BEGIN

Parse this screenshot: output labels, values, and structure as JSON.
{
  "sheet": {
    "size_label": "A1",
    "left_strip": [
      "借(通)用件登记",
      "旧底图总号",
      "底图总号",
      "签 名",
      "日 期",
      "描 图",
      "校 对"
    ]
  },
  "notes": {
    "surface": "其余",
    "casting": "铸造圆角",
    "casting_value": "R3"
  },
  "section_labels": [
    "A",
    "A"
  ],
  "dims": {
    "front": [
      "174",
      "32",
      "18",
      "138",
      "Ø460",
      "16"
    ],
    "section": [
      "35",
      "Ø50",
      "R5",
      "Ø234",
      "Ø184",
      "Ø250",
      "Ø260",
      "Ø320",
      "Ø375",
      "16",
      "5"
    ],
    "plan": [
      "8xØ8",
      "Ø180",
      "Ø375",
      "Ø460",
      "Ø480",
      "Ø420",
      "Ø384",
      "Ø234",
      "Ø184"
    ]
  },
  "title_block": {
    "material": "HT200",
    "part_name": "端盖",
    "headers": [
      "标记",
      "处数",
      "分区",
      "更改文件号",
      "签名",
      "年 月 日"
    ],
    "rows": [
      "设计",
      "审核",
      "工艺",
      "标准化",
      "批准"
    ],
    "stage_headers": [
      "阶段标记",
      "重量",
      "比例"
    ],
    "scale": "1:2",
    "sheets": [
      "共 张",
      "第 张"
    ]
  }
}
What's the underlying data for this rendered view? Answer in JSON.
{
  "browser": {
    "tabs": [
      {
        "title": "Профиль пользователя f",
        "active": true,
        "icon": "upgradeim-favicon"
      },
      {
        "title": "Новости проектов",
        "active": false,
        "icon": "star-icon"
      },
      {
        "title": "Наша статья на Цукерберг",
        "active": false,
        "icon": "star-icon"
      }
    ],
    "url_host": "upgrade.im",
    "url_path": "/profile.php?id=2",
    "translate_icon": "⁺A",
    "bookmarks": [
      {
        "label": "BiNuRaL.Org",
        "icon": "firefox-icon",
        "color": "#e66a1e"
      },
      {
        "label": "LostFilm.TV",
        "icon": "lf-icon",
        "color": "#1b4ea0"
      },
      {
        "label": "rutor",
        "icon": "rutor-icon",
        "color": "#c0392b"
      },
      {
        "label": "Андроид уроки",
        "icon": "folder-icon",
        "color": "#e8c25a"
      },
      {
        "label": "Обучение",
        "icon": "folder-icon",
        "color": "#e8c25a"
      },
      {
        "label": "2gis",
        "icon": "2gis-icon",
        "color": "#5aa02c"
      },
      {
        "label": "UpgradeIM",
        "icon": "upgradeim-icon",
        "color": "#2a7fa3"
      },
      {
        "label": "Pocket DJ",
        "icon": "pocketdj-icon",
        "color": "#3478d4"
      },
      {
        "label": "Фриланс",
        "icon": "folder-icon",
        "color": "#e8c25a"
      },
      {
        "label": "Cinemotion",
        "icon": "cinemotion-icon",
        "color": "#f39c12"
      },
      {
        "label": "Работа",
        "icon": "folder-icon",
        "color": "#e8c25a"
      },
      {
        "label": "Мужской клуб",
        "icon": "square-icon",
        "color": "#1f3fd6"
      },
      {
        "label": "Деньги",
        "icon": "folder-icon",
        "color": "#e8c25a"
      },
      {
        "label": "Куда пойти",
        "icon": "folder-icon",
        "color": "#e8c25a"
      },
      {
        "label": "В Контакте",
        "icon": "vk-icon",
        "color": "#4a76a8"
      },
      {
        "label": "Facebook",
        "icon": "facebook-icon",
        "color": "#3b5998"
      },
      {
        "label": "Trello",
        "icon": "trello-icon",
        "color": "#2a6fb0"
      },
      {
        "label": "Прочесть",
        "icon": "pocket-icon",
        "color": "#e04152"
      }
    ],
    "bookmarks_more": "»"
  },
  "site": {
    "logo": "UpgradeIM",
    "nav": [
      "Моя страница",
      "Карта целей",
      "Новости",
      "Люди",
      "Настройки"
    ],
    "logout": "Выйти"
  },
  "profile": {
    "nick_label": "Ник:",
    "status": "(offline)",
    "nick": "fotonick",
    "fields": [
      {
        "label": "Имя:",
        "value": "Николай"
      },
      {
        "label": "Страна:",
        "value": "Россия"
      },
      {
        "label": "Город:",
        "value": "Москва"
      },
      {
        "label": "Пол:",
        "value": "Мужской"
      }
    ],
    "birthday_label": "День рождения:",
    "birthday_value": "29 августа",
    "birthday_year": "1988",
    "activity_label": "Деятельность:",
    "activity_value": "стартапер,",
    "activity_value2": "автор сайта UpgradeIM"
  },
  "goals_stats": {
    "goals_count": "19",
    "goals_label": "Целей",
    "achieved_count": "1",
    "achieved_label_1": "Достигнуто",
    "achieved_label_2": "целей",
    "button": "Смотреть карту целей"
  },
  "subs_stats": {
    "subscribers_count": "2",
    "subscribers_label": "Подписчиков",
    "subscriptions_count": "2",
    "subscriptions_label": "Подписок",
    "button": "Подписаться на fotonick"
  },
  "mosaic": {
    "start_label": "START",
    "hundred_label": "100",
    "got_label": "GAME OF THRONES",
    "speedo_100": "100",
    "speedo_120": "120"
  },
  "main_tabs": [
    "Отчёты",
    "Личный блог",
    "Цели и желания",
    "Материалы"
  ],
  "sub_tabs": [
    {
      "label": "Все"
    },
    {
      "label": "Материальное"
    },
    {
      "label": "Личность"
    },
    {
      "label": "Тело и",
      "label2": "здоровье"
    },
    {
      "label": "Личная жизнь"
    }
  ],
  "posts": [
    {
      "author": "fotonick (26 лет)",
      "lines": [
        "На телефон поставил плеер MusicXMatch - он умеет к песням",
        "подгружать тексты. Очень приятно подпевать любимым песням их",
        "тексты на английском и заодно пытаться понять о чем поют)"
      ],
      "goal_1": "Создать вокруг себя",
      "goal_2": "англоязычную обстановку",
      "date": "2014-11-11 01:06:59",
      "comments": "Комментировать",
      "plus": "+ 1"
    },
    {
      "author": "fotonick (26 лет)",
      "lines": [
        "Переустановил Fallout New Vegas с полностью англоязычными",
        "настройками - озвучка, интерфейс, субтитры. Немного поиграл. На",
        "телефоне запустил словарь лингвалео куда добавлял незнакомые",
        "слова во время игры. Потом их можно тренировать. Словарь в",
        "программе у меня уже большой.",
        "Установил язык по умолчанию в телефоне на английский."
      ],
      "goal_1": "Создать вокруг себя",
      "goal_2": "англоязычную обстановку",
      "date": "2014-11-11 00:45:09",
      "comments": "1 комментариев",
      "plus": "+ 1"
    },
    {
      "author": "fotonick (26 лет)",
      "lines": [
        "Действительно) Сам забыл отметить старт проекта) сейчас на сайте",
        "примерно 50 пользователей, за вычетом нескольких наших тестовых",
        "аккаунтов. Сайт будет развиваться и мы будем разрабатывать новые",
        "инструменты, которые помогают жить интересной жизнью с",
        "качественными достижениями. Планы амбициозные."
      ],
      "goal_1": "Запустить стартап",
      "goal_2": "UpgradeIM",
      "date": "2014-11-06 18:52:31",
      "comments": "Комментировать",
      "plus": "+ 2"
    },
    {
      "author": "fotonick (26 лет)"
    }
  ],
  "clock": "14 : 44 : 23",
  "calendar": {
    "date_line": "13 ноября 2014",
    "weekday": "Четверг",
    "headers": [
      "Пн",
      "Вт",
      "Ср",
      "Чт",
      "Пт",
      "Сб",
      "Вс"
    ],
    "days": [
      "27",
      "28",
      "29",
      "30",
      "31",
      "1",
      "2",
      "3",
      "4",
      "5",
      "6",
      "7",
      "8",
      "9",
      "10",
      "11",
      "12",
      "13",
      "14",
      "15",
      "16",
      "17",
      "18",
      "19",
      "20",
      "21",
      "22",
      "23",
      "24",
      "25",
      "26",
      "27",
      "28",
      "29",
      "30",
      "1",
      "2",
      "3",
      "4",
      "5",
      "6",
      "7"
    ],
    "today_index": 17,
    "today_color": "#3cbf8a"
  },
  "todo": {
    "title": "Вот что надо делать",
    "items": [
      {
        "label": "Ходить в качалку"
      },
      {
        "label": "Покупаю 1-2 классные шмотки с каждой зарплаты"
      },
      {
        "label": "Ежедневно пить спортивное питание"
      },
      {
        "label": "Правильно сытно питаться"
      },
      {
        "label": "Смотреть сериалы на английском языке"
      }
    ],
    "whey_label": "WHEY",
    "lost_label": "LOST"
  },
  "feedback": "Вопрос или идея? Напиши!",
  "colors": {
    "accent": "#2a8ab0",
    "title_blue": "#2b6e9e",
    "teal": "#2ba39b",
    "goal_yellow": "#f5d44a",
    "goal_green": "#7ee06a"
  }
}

END

Requirements:
Report only the count of lines that include the string "this".

Full answer:
2